**REQUIRED TASK:**
Reproduce each line bearing the word "bằng".

**RECORDED INFORMATION:**

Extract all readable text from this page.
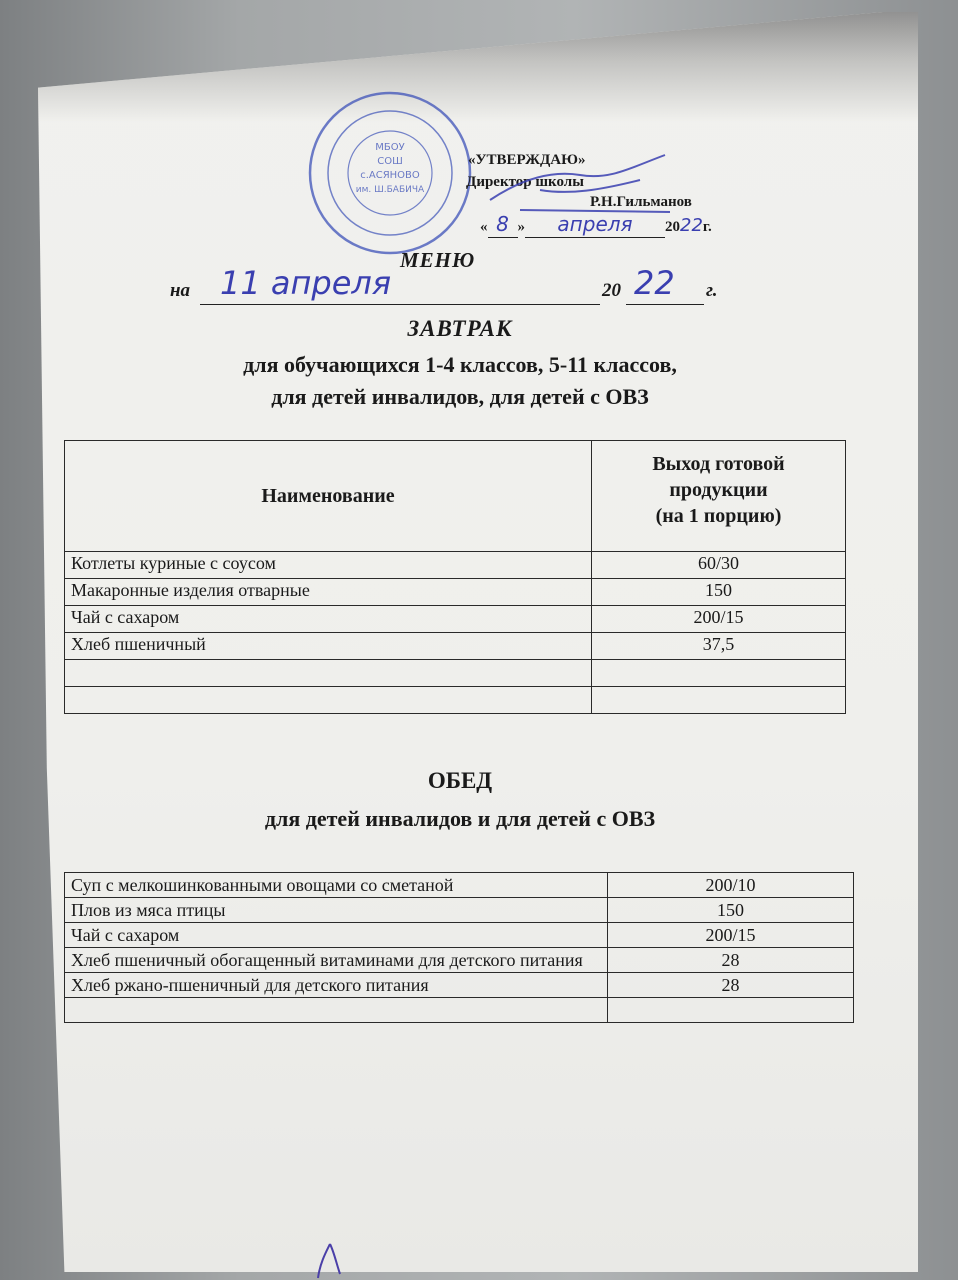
МБОУ
СОШ
с.АСЯНОВО
им. Ш.БАБИЧА
«УТВЕРЖДАЮ»
Директор школы
Р.Н.Гильманов
« 8 » апреля 2022г.
МЕНЮ
на 11 апреля	20 22 г.
ЗАВТРАК
для обучающихся 1-4 классов, 5-11 классов,
для детей инвалидов, для детей с ОВЗ
Наименование	Выход готовой
продукции
(на 1 порцию)

Котлеты куриные с соусом	60/30
Макаронные изделия отварные	150
Чай с сахаром	200/15
Хлеб пшеничный	37,5

ОБЕД
для детей инвалидов и для детей с ОВЗ
Суп с мелкошинкованными овощами со сметаной	200/10
Плов из мяса птицы	150
Чай с сахаром	200/15
Хлеб пшеничный обогащенный витаминами для детского питания	28
Хлеб ржано-пшеничный для детского питания	28
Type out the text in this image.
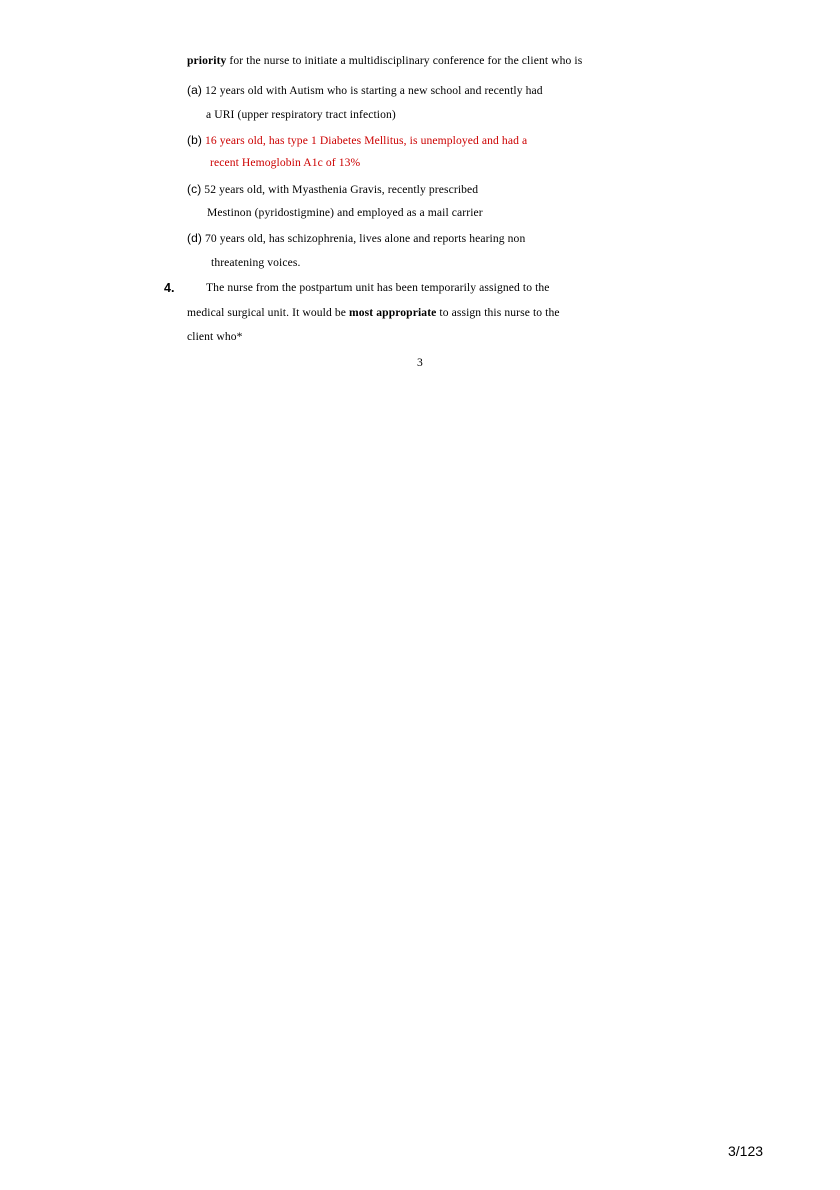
priority for the nurse to initiate a multidisciplinary conference for the client who is
(a) 12 years old with Autism who is starting a new school and recently had
a URI (upper respiratory tract infection)
(b) 16 years old, has type 1 Diabetes Mellitus, is unemployed and had a
recent Hemoglobin A1c of 13%
(c) 52 years old, with Myasthenia Gravis, recently prescribed
Mestinon (pyridostigmine) and employed as a mail carrier
(d) 70 years old, has schizophrenia, lives alone and reports hearing non
threatening voices.
4.	The nurse from the postpartum unit has been temporarily assigned to the
medical surgical unit. It would be most appropriate to assign this nurse to the
client who*
3
3/123
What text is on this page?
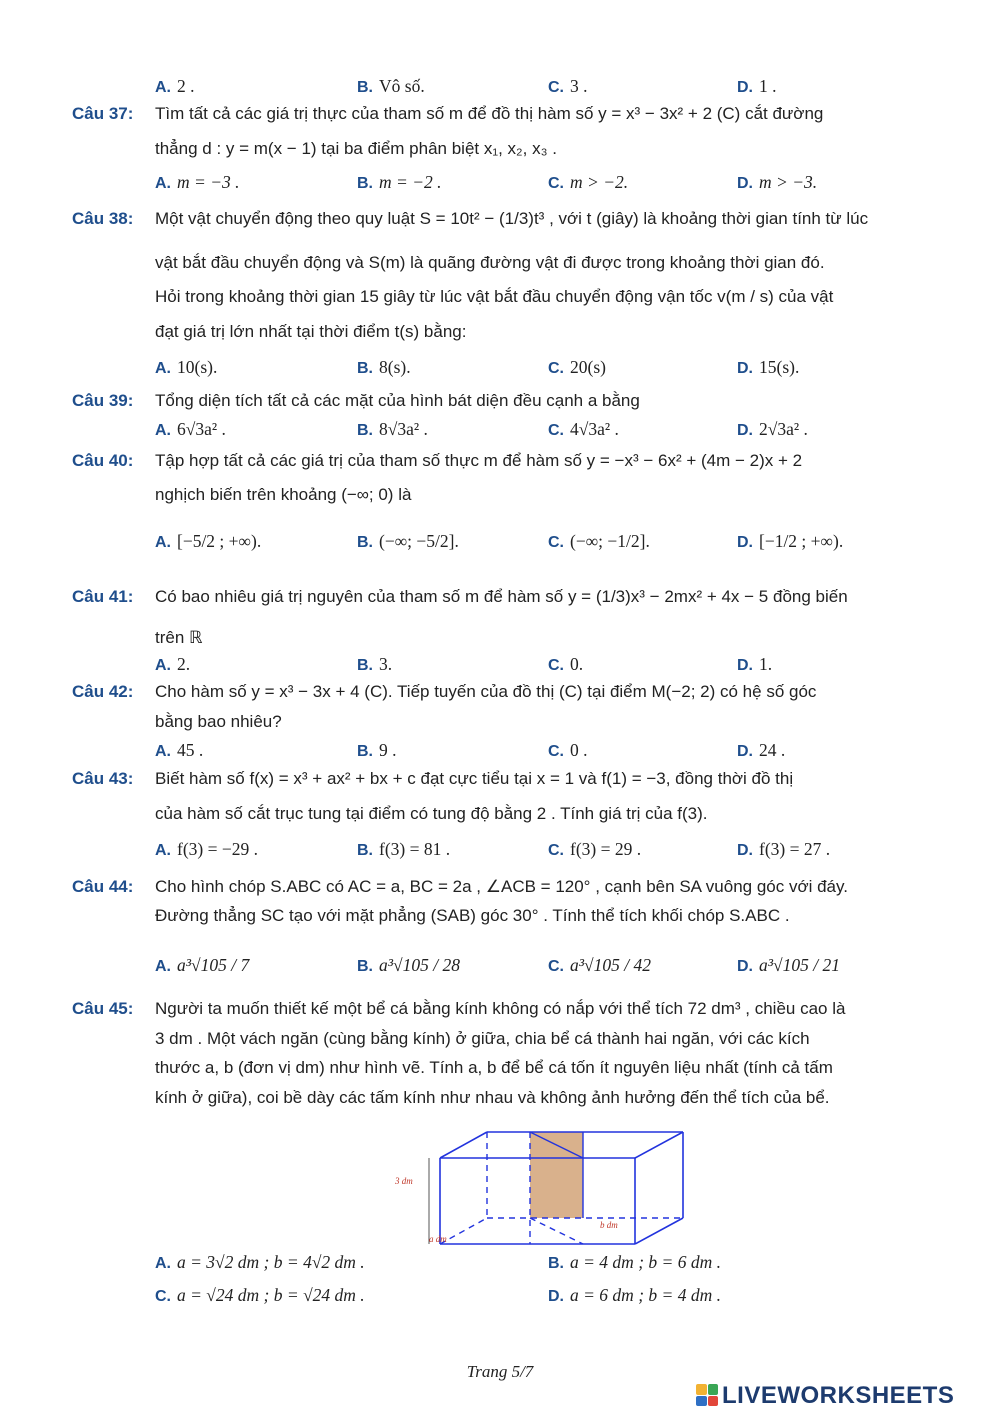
A. 2 .	B. Vô số.	C. 3 .	D. 1 .
Câu 37: Tìm tất cả các giá trị thực của tham số m để đồ thị hàm số y = x³ − 3x² + 2 (C) cắt đường
thẳng d : y = m(x − 1) tại ba điểm phân biệt x₁, x₂, x₃ .
A. m = −3 .	B. m = −2 .	C. m > −2.	D. m > −3.
Câu 38: Một vật chuyển động theo quy luật S = 10t² − (1/3)t³ , với t (giây) là khoảng thời gian tính từ lúc
vật bắt đầu chuyển động và S(m) là quãng đường vật đi được trong khoảng thời gian đó.
Hỏi trong khoảng thời gian 15 giây từ lúc vật bắt đầu chuyển động vận tốc v(m / s) của vật
đạt giá trị lớn nhất tại thời điểm t(s) bằng:
A. 10(s).	B. 8(s).	C. 20(s)	D. 15(s).
Câu 39: Tổng diện tích tất cả các mặt của hình bát diện đều cạnh a bằng
A. 6√3a² .	B. 8√3a² .	C. 4√3a² .	D. 2√3a² .
Câu 40: Tập hợp tất cả các giá trị của tham số thực m để hàm số y = −x³ − 6x² + (4m − 2)x + 2
nghịch biến trên khoảng (−∞; 0) là
A. [−5/2 ; +∞).	B. (−∞; −5/2].	C. (−∞; −1/2].	D. [−1/2 ; +∞).
Câu 41: Có bao nhiêu giá trị nguyên của tham số m để hàm số y = (1/3)x³ − 2mx² + 4x − 5 đồng biến
trên ℝ
A. 2.	B. 3.	C. 0.	D. 1.
Câu 42: Cho hàm số y = x³ − 3x + 4 (C). Tiếp tuyến của đồ thị (C) tại điểm M(−2; 2) có hệ số góc
bằng bao nhiêu?
A. 45 .	B. 9 .	C. 0 .	D. 24 .
Câu 43: Biết hàm số f(x) = x³ + ax² + bx + c đạt cực tiểu tại x = 1 và f(1) = −3, đồng thời đồ thị
của hàm số cắt trục tung tại điểm có tung độ bằng 2 . Tính giá trị của f(3).
A. f(3) = −29 .	B. f(3) = 81 .	C. f(3) = 29 .	D. f(3) = 27 .
Câu 44: Cho hình chóp S.ABC có AC = a, BC = 2a , ∠ACB = 120° , cạnh bên SA vuông góc với đáy.
Đường thẳng SC tạo với mặt phẳng (SAB) góc 30° . Tính thể tích khối chóp S.ABC .
A. a³√105 / 7	B. a³√105 / 28	C. a³√105 / 42	D. a³√105 / 21
Câu 45: Người ta muốn thiết kế một bể cá bằng kính không có nắp với thể tích 72 dm³ , chiều cao là
3 dm . Một vách ngăn (cùng bằng kính) ở giữa, chia bể cá thành hai ngăn, với các kích
thước a, b (đơn vị dm) như hình vẽ. Tính a, b để bể cá tốn ít nguyên liệu nhất (tính cả tấm
kính ở giữa), coi bề dày các tấm kính như nhau và không ảnh hưởng đến thể tích của bể.
3 dm
a dm
b dm
A. a = 3√2 dm ; b = 4√2 dm .	B. a = 4 dm ; b = 6 dm .
C. a = √24 dm ; b = √24 dm .	D. a = 6 dm ; b = 4 dm .
Trang 5/7
LIVEWORKSHEETS
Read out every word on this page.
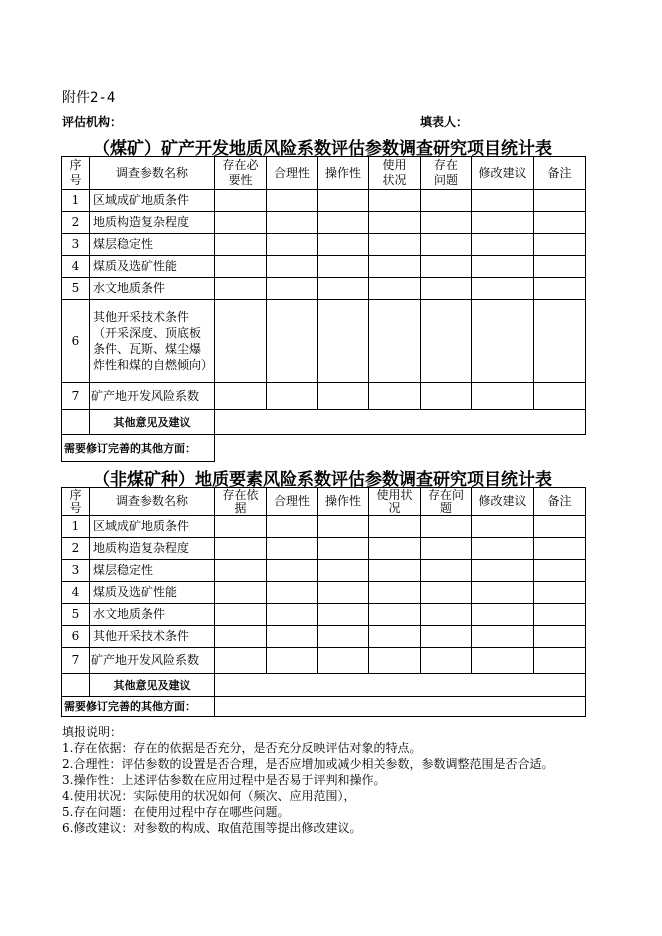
附件2-4
评估机构：	填表人：
（煤矿）矿产开发地质风险系数评估参数调查研究项目统计表
序号	调查参数名称	存在必要性	合理性	操作性	使用状况	存在问题	修改建议	备注
1	区域成矿地质条件							
2	地质构造复杂程度							
3	煤层稳定性							
4	煤质及选矿性能							
5	水文地质条件							
6	其他开采技术条件（开采深度、顶底板条件、瓦斯、煤尘爆炸性和煤的自燃倾向）							
7	矿产地开发风险系数							
	其他意见及建议							
需要修订完善的其他方面：								
（非煤矿种）地质要素风险系数评估参数调查研究项目统计表
序号	调查参数名称	存在依据	合理性	操作性	使用状况	存在问题	修改建议	备注
1	区域成矿地质条件							
2	地质构造复杂程度							
3	煤层稳定性							
4	煤质及选矿性能							
5	水文地质条件							
6	其他开采技术条件							
7	矿产地开发风险系数							
	其他意见及建议							
需要修订完善的其他方面：								
填报说明：
1.存在依据：存在的依据是否充分，是否充分反映评估对象的特点。
2.合理性：评估参数的设置是否合理，是否应增加或减少相关参数，参数调整范围是否合适。
3.操作性：上述评估参数在应用过程中是否易于评判和操作。
4.使用状况：实际使用的状况如何（频次、应用范围），
5.存在问题：在使用过程中存在哪些问题。
6.修改建议：对参数的构成、取值范围等提出修改建议。
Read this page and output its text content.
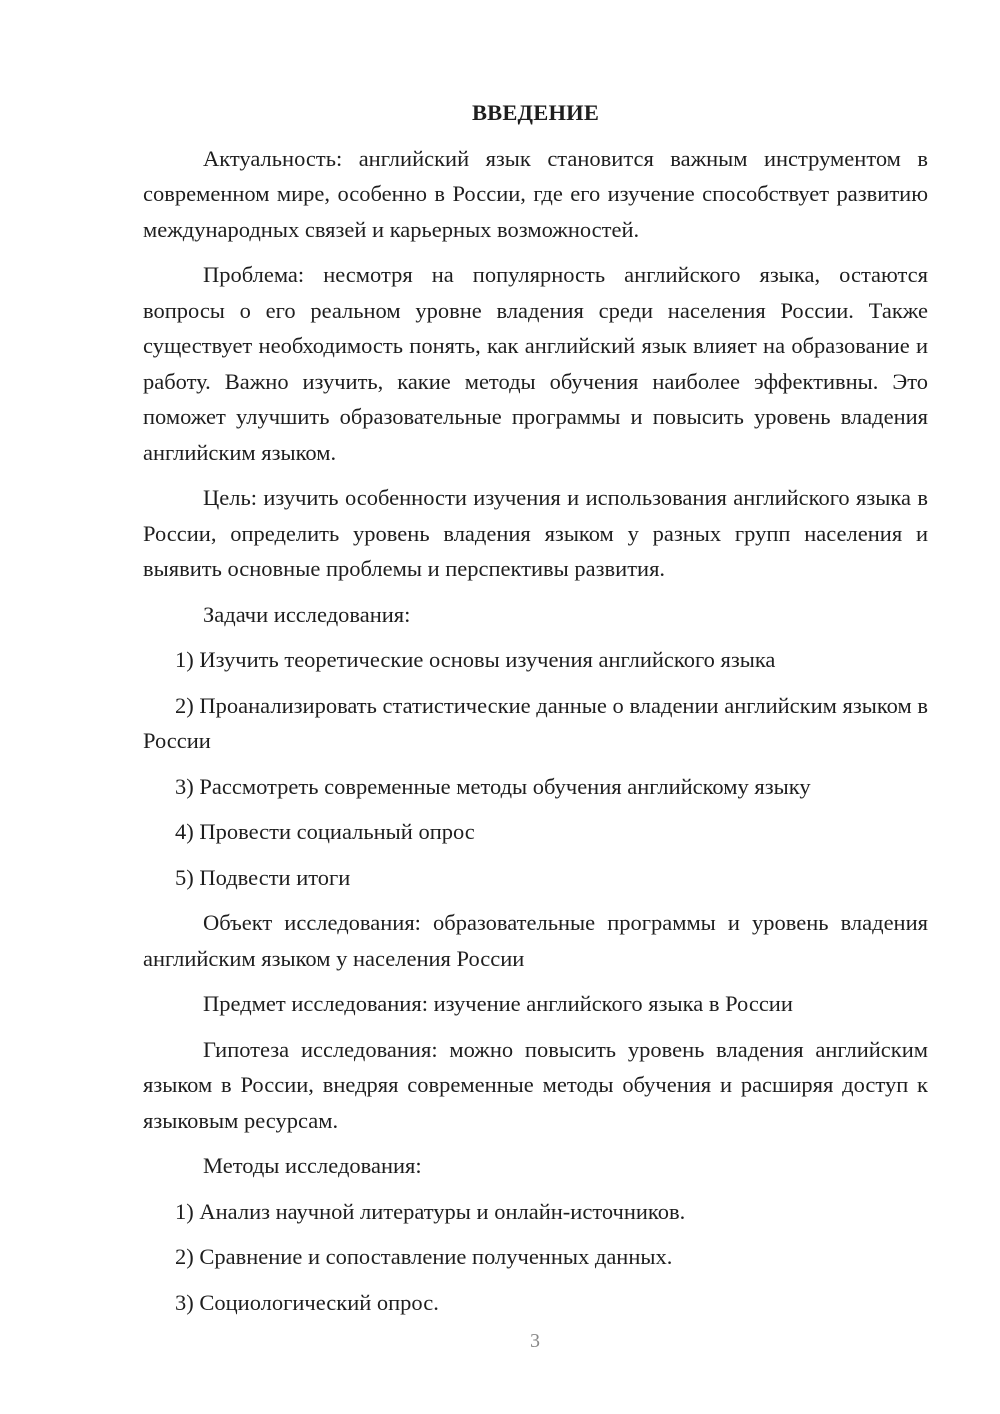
ВВЕДЕНИЕ
Актуальность: английский язык становится важным инструментом в современном мире, особенно в России, где его изучение способствует развитию международных связей и карьерных возможностей.
Проблема: несмотря на популярность английского языка, остаются вопросы о его реальном уровне владения среди населения России. Также существует необходимость понять, как английский язык влияет на образование и работу. Важно изучить, какие методы обучения наиболее эффективны. Это поможет улучшить образовательные программы и повысить уровень владения английским языком.
Цель: изучить особенности изучения и использования английского языка в России, определить уровень владения языком у разных групп населения и выявить основные проблемы и перспективы развития.
Задачи исследования:
1) Изучить теоретические основы изучения английского языка
2) Проанализировать статистические данные о владении английским языком в России
3) Рассмотреть современные методы обучения английскому языку
4) Провести социальный опрос
5) Подвести итоги
Объект исследования: образовательные программы и уровень владения английским языком у населения России
Предмет исследования: изучение английского языка в России
Гипотеза исследования: можно повысить уровень владения английским языком в России, внедряя современные методы обучения и расширяя доступ к языковым ресурсам.
Методы исследования:
1) Анализ научной литературы и онлайн-источников.
2) Сравнение и сопоставление полученных данных.
3) Социологический опрос.
3
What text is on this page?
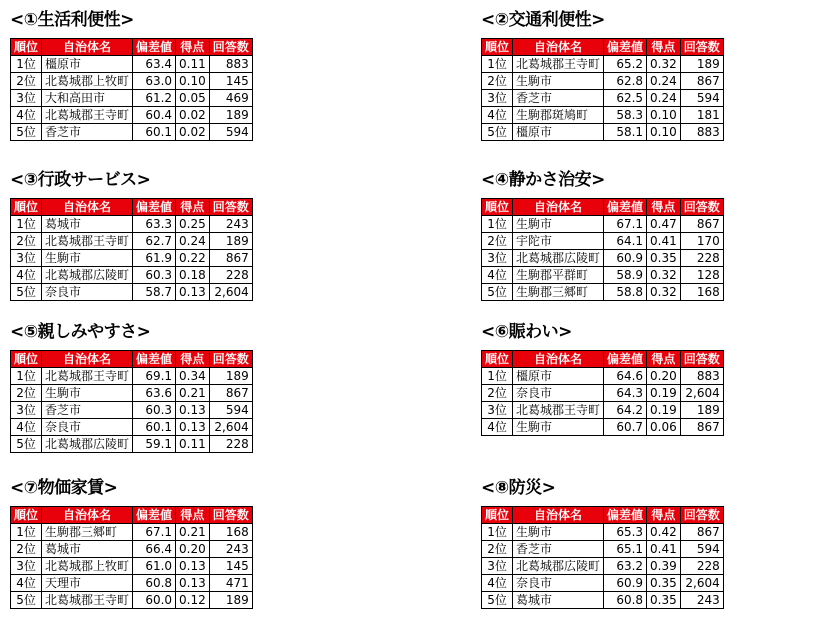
<①生活利便性>
順位	自治体名	偏差値	得点	回答数
1位	橿原市	63.4	0.11	883
2位	北葛城郡上牧町	63.0	0.10	145
3位	大和高田市	61.2	0.05	469
4位	北葛城郡王寺町	60.4	0.02	189
5位	香芝市	60.1	0.02	594
<②交通利便性>
順位	自治体名	偏差値	得点	回答数
1位	北葛城郡王寺町	65.2	0.32	189
2位	生駒市	62.8	0.24	867
3位	香芝市	62.5	0.24	594
4位	生駒郡斑鳩町	58.3	0.10	181
5位	橿原市	58.1	0.10	883
<③行政サービス>
順位	自治体名	偏差値	得点	回答数
1位	葛城市	63.3	0.25	243
2位	北葛城郡王寺町	62.7	0.24	189
3位	生駒市	61.9	0.22	867
4位	北葛城郡広陵町	60.3	0.18	228
5位	奈良市	58.7	0.13	2,604
<④静かさ治安>
順位	自治体名	偏差値	得点	回答数
1位	生駒市	67.1	0.47	867
2位	宇陀市	64.1	0.41	170
3位	北葛城郡広陵町	60.9	0.35	228
4位	生駒郡平群町	58.9	0.32	128
5位	生駒郡三郷町	58.8	0.32	168
<⑤親しみやすさ>
順位	自治体名	偏差値	得点	回答数
1位	北葛城郡王寺町	69.1	0.34	189
2位	生駒市	63.6	0.21	867
3位	香芝市	60.3	0.13	594
4位	奈良市	60.1	0.13	2,604
5位	北葛城郡広陵町	59.1	0.11	228
<⑥賑わい>
順位	自治体名	偏差値	得点	回答数
1位	橿原市	64.6	0.20	883
2位	奈良市	64.3	0.19	2,604
3位	北葛城郡王寺町	64.2	0.19	189
4位	生駒市	60.7	0.06	867
<⑦物価家賃>
順位	自治体名	偏差値	得点	回答数
1位	生駒郡三郷町	67.1	0.21	168
2位	葛城市	66.4	0.20	243
3位	北葛城郡上牧町	61.0	0.13	145
4位	天理市	60.8	0.13	471
5位	北葛城郡王寺町	60.0	0.12	189
<⑧防災>
順位	自治体名	偏差値	得点	回答数
1位	生駒市	65.3	0.42	867
2位	香芝市	65.1	0.41	594
3位	北葛城郡広陵町	63.2	0.39	228
4位	奈良市	60.9	0.35	2,604
5位	葛城市	60.8	0.35	243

**EXERCISE RESPONSE:**
đạt giá trị lớn nhất tại thời điểm t(s) bằng:
Câu 39: Tổng diện tích tất cả các mặt của hình bát diện đều cạnh a bằng
bằng bao nhiêu?
của hàm số cắt trục tung tại điểm có tung độ bằng 2 . Tính giá trị của f(3).
Câu 45: Người ta muốn thiết kế một bể cá bằng kính không có nắp với thể tích 72 dm³ , chiều cao là
3 dm . Một vách ngăn (cùng bằng kính) ở giữa, chia bể cá thành hai ngăn, với các kích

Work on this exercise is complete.